● **What you should do**
Send back all the data below, exactly as given.

● **Data for processing**
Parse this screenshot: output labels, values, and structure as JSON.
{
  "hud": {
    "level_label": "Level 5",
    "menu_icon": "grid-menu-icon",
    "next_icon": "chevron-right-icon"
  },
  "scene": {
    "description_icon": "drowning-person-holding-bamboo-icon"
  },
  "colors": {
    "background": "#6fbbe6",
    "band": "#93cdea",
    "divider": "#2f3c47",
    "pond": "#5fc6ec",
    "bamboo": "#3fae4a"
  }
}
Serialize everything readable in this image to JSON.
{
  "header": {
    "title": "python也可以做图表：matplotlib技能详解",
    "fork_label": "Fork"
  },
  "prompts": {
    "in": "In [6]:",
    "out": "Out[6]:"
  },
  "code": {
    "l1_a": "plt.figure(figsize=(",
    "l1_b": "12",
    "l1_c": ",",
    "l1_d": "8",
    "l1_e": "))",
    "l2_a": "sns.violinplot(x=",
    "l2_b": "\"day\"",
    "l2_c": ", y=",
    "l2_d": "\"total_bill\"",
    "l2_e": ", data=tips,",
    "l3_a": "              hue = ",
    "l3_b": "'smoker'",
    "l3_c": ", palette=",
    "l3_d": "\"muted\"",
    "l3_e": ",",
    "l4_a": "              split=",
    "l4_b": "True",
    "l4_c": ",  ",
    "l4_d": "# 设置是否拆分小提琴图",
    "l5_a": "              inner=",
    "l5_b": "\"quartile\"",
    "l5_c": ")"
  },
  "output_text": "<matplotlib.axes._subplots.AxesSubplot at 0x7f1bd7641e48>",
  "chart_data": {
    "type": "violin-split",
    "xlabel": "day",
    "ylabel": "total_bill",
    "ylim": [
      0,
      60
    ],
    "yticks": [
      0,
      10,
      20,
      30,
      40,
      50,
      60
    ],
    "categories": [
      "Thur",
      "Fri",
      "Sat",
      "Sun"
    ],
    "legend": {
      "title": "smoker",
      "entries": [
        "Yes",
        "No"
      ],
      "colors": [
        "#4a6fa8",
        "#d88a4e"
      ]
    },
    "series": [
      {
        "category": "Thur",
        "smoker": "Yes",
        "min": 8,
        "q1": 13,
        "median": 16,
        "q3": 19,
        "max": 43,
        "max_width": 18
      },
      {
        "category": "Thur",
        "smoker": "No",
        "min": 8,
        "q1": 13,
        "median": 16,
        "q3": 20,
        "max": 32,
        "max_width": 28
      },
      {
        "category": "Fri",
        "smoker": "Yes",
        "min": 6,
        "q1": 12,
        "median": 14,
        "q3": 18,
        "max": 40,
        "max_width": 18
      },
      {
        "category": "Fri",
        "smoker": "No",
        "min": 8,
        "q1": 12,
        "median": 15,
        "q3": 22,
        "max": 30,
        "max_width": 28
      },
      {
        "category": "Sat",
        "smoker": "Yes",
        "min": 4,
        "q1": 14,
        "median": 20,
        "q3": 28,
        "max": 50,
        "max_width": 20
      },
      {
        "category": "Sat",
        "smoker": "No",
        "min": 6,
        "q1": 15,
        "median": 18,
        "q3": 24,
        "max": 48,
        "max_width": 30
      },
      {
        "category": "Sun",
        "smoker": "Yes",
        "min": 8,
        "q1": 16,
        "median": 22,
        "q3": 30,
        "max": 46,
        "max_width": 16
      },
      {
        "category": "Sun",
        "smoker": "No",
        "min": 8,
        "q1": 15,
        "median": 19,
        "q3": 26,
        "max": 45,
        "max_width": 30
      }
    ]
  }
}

● **Task answer**
Parse this screenshot: output labels, values, and structure as JSON.
{
  "hud": {
    "level_label": "Level 5",
    "menu_icon": "grid-menu-icon",
    "next_icon": "chevron-right-icon"
  },
  "scene": {
    "description_icon": "drowning-person-holding-bamboo-icon"
  },
  "colors": {
    "background": "#6fbbe6",
    "band": "#93cdea",
    "divider": "#2f3c47",
    "pond": "#5fc6ec",
    "bamboo": "#3fae4a"
  }
}
Serialize everything readable in this image to JSON.
{
  "header": {
    "title": "python也可以做图表：matplotlib技能详解",
    "fork_label": "Fork"
  },
  "prompts": {
    "in": "In [6]:",
    "out": "Out[6]:"
  },
  "code": {
    "l1_a": "plt.figure(figsize=(",
    "l1_b": "12",
    "l1_c": ",",
    "l1_d": "8",
    "l1_e": "))",
    "l2_a": "sns.violinplot(x=",
    "l2_b": "\"day\"",
    "l2_c": ", y=",
    "l2_d": "\"total_bill\"",
    "l2_e": ", data=tips,",
    "l3_a": "              hue = ",
    "l3_b": "'smoker'",
    "l3_c": ", palette=",
    "l3_d": "\"muted\"",
    "l3_e": ",",
    "l4_a": "              split=",
    "l4_b": "True",
    "l4_c": ",  ",
    "l4_d": "# 设置是否拆分小提琴图",
    "l5_a": "              inner=",
    "l5_b": "\"quartile\"",
    "l5_c": ")"
  },
  "output_text": "<matplotlib.axes._subplots.AxesSubplot at 0x7f1bd7641e48>",
  "chart_data": {
    "type": "violin-split",
    "xlabel": "day",
    "ylabel": "total_bill",
    "ylim": [
      0,
      60
    ],
    "yticks": [
      0,
      10,
      20,
      30,
      40,
      50,
      60
    ],
    "categories": [
      "Thur",
      "Fri",
      "Sat",
      "Sun"
    ],
    "legend": {
      "title": "smoker",
      "entries": [
        "Yes",
        "No"
      ],
      "colors": [
        "#4a6fa8",
        "#d88a4e"
      ]
    },
    "series": [
      {
        "category": "Thur",
        "smoker": "Yes",
        "min": 8,
        "q1": 13,
        "median": 16,
        "q3": 19,
        "max": 43,
        "max_width": 18
      },
      {
        "category": "Thur",
        "smoker": "No",
        "min": 8,
        "q1": 13,
        "median": 16,
        "q3": 20,
        "max": 32,
        "max_width": 28
      },
      {
        "category": "Fri",
        "smoker": "Yes",
        "min": 6,
        "q1": 12,
        "median": 14,
        "q3": 18,
        "max": 40,
        "max_width": 18
      },
      {
        "category": "Fri",
        "smoker": "No",
        "min": 8,
        "q1": 12,
        "median": 15,
        "q3": 22,
        "max": 30,
        "max_width": 28
      },
      {
        "category": "Sat",
        "smoker": "Yes",
        "min": 4,
        "q1": 14,
        "median": 20,
        "q3": 28,
        "max": 50,
        "max_width": 20
      },
      {
        "category": "Sat",
        "smoker": "No",
        "min": 6,
        "q1": 15,
        "median": 18,
        "q3": 24,
        "max": 48,
        "max_width": 30
      },
      {
        "category": "Sun",
        "smoker": "Yes",
        "min": 8,
        "q1": 16,
        "median": 22,
        "q3": 30,
        "max": 46,
        "max_width": 16
      },
      {
        "category": "Sun",
        "smoker": "No",
        "min": 8,
        "q1": 15,
        "median": 19,
        "q3": 26,
        "max": 45,
        "max_width": 30
      }
    ]
  }
}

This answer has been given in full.